Task brief: Return the full material exactly.

=====

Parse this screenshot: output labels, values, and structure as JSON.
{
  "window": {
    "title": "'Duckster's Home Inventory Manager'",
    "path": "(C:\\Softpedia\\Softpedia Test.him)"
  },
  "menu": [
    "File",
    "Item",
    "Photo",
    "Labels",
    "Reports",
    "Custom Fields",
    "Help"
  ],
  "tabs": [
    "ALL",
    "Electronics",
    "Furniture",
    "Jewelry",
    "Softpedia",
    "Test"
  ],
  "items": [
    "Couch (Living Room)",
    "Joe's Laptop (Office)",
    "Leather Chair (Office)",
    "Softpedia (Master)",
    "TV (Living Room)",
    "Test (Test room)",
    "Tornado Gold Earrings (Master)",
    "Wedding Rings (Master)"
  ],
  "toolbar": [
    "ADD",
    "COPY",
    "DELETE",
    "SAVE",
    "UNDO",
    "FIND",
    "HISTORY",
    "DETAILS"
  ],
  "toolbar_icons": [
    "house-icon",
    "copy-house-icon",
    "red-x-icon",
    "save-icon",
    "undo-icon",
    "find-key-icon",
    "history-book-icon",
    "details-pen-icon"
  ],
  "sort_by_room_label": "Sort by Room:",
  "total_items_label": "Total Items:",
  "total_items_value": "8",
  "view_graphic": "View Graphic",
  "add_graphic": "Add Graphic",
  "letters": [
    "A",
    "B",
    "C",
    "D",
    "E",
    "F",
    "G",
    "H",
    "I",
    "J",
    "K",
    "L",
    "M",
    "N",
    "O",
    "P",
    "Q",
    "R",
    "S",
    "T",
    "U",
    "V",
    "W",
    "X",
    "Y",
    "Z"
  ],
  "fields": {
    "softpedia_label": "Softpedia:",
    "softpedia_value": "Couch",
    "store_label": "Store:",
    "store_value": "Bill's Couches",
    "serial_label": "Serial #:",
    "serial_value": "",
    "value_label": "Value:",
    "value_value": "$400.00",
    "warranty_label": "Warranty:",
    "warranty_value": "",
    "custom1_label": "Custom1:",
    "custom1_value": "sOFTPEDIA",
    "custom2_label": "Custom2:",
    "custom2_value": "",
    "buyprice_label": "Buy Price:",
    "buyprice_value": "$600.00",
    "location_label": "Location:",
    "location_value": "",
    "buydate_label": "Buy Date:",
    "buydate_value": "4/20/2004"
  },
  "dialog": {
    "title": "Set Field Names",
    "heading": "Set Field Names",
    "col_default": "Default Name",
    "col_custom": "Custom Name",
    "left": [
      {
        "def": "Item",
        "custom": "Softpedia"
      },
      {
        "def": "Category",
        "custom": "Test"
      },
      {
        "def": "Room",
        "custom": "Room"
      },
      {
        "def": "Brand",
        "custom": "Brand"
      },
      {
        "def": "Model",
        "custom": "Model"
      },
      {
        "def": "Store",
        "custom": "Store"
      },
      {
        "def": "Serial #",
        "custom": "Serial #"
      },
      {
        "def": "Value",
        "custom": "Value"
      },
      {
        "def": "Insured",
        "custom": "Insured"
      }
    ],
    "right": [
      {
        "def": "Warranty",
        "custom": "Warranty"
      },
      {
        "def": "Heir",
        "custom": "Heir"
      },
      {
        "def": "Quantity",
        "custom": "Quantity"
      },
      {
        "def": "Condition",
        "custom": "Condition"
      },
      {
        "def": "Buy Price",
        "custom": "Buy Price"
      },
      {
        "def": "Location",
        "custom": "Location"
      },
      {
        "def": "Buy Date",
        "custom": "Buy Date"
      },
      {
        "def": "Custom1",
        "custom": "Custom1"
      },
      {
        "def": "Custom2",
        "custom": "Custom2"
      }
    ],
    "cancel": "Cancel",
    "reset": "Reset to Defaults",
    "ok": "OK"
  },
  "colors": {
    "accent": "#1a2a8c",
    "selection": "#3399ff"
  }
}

=====

Solution to this exercise:
Parse this screenshot: output labels, values, and structure as JSON.
{
  "window": {
    "title": "'Duckster's Home Inventory Manager'",
    "path": "(C:\\Softpedia\\Softpedia Test.him)"
  },
  "menu": [
    "File",
    "Item",
    "Photo",
    "Labels",
    "Reports",
    "Custom Fields",
    "Help"
  ],
  "tabs": [
    "ALL",
    "Electronics",
    "Furniture",
    "Jewelry",
    "Softpedia",
    "Test"
  ],
  "items": [
    "Couch (Living Room)",
    "Joe's Laptop (Office)",
    "Leather Chair (Office)",
    "Softpedia (Master)",
    "TV (Living Room)",
    "Test (Test room)",
    "Tornado Gold Earrings (Master)",
    "Wedding Rings (Master)"
  ],
  "toolbar": [
    "ADD",
    "COPY",
    "DELETE",
    "SAVE",
    "UNDO",
    "FIND",
    "HISTORY",
    "DETAILS"
  ],
  "toolbar_icons": [
    "house-icon",
    "copy-house-icon",
    "red-x-icon",
    "save-icon",
    "undo-icon",
    "find-key-icon",
    "history-book-icon",
    "details-pen-icon"
  ],
  "sort_by_room_label": "Sort by Room:",
  "total_items_label": "Total Items:",
  "total_items_value": "8",
  "view_graphic": "View Graphic",
  "add_graphic": "Add Graphic",
  "letters": [
    "A",
    "B",
    "C",
    "D",
    "E",
    "F",
    "G",
    "H",
    "I",
    "J",
    "K",
    "L",
    "M",
    "N",
    "O",
    "P",
    "Q",
    "R",
    "S",
    "T",
    "U",
    "V",
    "W",
    "X",
    "Y",
    "Z"
  ],
  "fields": {
    "softpedia_label": "Softpedia:",
    "softpedia_value": "Couch",
    "store_label": "Store:",
    "store_value": "Bill's Couches",
    "serial_label": "Serial #:",
    "serial_value": "",
    "value_label": "Value:",
    "value_value": "$400.00",
    "warranty_label": "Warranty:",
    "warranty_value": "",
    "custom1_label": "Custom1:",
    "custom1_value": "sOFTPEDIA",
    "custom2_label": "Custom2:",
    "custom2_value": "",
    "buyprice_label": "Buy Price:",
    "buyprice_value": "$600.00",
    "location_label": "Location:",
    "location_value": "",
    "buydate_label": "Buy Date:",
    "buydate_value": "4/20/2004"
  },
  "dialog": {
    "title": "Set Field Names",
    "heading": "Set Field Names",
    "col_default": "Default Name",
    "col_custom": "Custom Name",
    "left": [
      {
        "def": "Item",
        "custom": "Softpedia"
      },
      {
        "def": "Category",
        "custom": "Test"
      },
      {
        "def": "Room",
        "custom": "Room"
      },
      {
        "def": "Brand",
        "custom": "Brand"
      },
      {
        "def": "Model",
        "custom": "Model"
      },
      {
        "def": "Store",
        "custom": "Store"
      },
      {
        "def": "Serial #",
        "custom": "Serial #"
      },
      {
        "def": "Value",
        "custom": "Value"
      },
      {
        "def": "Insured",
        "custom": "Insured"
      }
    ],
    "right": [
      {
        "def": "Warranty",
        "custom": "Warranty"
      },
      {
        "def": "Heir",
        "custom": "Heir"
      },
      {
        "def": "Quantity",
        "custom": "Quantity"
      },
      {
        "def": "Condition",
        "custom": "Condition"
      },
      {
        "def": "Buy Price",
        "custom": "Buy Price"
      },
      {
        "def": "Location",
        "custom": "Location"
      },
      {
        "def": "Buy Date",
        "custom": "Buy Date"
      },
      {
        "def": "Custom1",
        "custom": "Custom1"
      },
      {
        "def": "Custom2",
        "custom": "Custom2"
      }
    ],
    "cancel": "Cancel",
    "reset": "Reset to Defaults",
    "ok": "OK"
  },
  "colors": {
    "accent": "#1a2a8c",
    "selection": "#3399ff"
  }
}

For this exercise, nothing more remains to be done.